Na tentativa de compreender a peculiaridade da taxa monetária de juros Keynes supõe
que todos tipos de bens possuem as características 𝑞 (rendimento ou produção de um bem
medido em termos do próprio ativo), 𝑐 (custo de manutenção de um bem medido em termos do
próprio bem) e 𝑙 (prêmio de liquidez do bem medido em termos do próprio bem). O retorno que
se espera receber pela propriedade de qualquer bem por um determinado período será seu
rendimento menos o custo de manutenção mais o prêmio de liquidez, ou seja: 𝑞 − 𝑐 + 𝑙. Desse
modo é possível calcular a taxa específica de juros de qualquer bem em unidades dele mesmo.
O autor compara o rendimento de diferentes tipos de ativos: bem instrumental (casa),
bem de consumo (trigo) e moeda. Os bens instrumental e de consumo apresentam em geral
rendimento maior que o custo de manutenção e prêmio pela liquidez desprezível. O estoque
não utilizado de bem instrumental (ou de consumo) tem maior custo de manutenção, nenhum
rendimento e prêmio de liquidez insignificante. Por sua vez, a moeda difere dos demais ativos
por possuir rendimento nulo, custo de manutenção desprezível e elevado prêmio pela liquidez.
Nos momentos de incerteza em relação ao futuro, a ela se mostra uma fonte segura de
conservação de riqueza devido ao seu alto prêmio pela liquidez. Quanto maior o grau de
60
incerteza, maior será a preferência pela liquidez dos agentes, ou seja, a demanda por moeda
como garantia.
A taxa de juros monetária é mais resistente à queda mediante o aumento da produção de
moeda do que as demais taxas de juros específicas dos ativos. Esse fenômeno é um resultado
das características especiais da moeda de elasticidade de produção32 igual a zero e elasticidade
de substituição igual ou próxima de zero. Nesse sentido, a elasticidade de produção é nula por
conta da dificuldade de produção de moeda pelos empresários sem que seu preço suba em
termos de salários. Por isso, a oferta de moeda é fixa e sua taxa de juros é resistente à queda.

Exercício curto 1: Retorne todas as linhas da listagem abaixo que contêm a palavra "view".

Material da tarefa:

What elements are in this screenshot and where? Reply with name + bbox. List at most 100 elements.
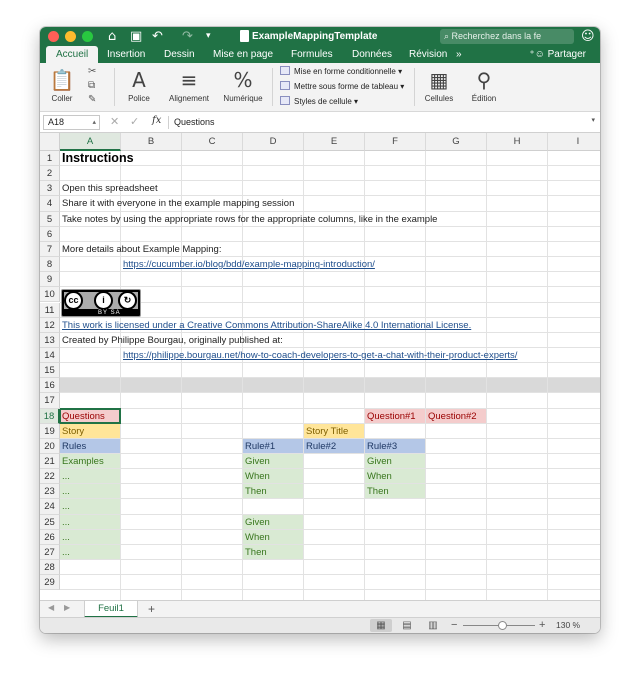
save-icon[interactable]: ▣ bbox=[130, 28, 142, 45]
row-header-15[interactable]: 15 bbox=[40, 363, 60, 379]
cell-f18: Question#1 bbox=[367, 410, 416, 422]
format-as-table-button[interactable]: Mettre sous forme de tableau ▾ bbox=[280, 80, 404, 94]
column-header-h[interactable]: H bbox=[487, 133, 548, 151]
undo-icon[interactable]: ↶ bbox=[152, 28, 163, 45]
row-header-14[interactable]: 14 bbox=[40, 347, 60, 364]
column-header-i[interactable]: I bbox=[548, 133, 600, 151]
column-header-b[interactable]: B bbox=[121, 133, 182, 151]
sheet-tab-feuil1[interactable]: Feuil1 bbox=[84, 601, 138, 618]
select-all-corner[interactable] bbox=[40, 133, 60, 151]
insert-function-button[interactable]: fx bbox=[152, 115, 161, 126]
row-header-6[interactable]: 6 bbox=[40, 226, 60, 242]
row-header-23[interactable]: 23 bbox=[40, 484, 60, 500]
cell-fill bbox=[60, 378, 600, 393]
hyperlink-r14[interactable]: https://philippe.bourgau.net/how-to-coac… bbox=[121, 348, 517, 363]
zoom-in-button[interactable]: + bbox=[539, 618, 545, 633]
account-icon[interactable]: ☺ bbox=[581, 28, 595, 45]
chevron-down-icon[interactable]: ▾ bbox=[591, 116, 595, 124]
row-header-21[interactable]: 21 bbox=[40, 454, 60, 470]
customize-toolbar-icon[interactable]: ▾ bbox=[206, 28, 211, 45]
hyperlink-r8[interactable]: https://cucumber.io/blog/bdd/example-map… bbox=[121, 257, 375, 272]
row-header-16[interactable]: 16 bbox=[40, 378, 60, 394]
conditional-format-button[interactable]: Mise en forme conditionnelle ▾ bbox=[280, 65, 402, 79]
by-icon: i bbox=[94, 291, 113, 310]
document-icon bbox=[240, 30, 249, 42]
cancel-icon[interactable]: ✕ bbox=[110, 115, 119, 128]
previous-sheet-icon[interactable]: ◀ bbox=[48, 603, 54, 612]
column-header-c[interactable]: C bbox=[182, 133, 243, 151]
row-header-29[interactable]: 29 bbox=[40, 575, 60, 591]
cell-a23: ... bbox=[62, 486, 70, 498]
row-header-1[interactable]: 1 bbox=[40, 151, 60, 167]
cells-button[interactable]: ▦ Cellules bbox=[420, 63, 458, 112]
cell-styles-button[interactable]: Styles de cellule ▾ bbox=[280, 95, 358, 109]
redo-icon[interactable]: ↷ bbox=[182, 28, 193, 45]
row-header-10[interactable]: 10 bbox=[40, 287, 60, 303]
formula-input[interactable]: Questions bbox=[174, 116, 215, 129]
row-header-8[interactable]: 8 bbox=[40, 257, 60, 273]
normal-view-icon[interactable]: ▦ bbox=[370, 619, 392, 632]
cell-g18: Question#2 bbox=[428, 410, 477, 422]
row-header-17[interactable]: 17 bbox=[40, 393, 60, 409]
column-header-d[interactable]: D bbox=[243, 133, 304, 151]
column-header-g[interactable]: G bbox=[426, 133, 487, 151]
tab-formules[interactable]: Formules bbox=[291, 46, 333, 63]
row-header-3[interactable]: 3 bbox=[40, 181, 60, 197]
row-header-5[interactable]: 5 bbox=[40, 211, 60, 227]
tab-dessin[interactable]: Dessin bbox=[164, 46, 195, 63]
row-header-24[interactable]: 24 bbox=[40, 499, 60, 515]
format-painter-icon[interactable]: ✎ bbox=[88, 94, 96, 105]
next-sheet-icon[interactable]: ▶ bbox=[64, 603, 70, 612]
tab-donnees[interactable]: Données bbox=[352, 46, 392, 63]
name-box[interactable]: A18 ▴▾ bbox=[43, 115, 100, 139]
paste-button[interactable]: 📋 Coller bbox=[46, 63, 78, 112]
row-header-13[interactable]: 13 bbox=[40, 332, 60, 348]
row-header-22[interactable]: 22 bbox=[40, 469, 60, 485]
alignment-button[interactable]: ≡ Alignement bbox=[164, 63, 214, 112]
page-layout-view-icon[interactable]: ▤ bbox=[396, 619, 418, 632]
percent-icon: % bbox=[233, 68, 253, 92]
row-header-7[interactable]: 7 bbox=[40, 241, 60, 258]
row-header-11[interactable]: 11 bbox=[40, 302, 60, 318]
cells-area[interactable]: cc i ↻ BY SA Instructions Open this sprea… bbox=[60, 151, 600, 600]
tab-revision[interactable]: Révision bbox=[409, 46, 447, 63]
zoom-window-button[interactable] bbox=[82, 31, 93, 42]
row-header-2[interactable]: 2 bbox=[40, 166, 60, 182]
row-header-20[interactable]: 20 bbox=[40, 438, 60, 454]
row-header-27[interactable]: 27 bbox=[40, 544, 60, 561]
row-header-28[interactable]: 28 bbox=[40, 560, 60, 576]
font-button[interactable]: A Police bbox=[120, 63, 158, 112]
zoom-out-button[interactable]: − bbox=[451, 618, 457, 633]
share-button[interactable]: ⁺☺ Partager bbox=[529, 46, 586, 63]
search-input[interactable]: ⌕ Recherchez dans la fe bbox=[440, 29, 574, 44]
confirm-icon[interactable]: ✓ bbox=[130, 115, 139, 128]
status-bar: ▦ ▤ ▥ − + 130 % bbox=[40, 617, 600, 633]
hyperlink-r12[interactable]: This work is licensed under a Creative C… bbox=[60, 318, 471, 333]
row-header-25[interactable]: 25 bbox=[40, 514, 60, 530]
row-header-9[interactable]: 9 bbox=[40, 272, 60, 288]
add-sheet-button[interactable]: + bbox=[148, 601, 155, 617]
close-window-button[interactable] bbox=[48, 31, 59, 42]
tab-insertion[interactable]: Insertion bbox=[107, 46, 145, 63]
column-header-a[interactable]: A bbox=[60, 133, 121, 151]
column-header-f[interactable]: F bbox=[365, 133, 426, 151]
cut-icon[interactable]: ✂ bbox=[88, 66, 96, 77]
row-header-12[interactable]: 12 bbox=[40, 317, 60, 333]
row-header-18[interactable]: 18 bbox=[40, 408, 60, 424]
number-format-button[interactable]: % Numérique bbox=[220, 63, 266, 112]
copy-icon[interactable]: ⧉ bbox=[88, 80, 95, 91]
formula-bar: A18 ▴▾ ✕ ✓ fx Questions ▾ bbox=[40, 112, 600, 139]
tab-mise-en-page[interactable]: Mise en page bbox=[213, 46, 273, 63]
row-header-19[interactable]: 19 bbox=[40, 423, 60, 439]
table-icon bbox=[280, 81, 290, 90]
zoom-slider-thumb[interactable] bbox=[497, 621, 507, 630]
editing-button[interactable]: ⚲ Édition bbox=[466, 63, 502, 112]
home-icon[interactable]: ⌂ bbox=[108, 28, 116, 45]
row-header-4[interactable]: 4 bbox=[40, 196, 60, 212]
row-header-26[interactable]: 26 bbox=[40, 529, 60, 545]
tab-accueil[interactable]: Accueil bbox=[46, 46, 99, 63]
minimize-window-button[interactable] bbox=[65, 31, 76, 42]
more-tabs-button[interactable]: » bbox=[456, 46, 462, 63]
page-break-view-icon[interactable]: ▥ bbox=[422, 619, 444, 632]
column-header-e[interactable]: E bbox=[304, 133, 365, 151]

Exercício curto 2: Reescreva em forma de lista o parágrafo da página que começa com "A taxa de juros monetária", preservando seus fatos principais.

Saída esperada 1:
normal-view-icon[interactable]: ▦ bbox=[370, 619, 392, 632]
page-layout-view-icon[interactable]: ▤ bbox=[396, 619, 418, 632]
page-break-view-icon[interactable]: ▥ bbox=[422, 619, 444, 632]

Saída esperada 2:
- A taxa de juros monetária resiste mais à queda, diante do aumento da produção de moeda, do que as demais taxas de juros específicas dos ativos.
- Isso resulta de características especiais da moeda: elasticidade de produção igual a zero e elasticidade de substituição igual ou próxima de zero.
- A elasticidade de produção é nula porque os empresários têm dificuldade em produzir moeda sem que seu preço suba em termos de salários.
- Por isso, a oferta de moeda é fixa e sua taxa de juros é resistente à queda.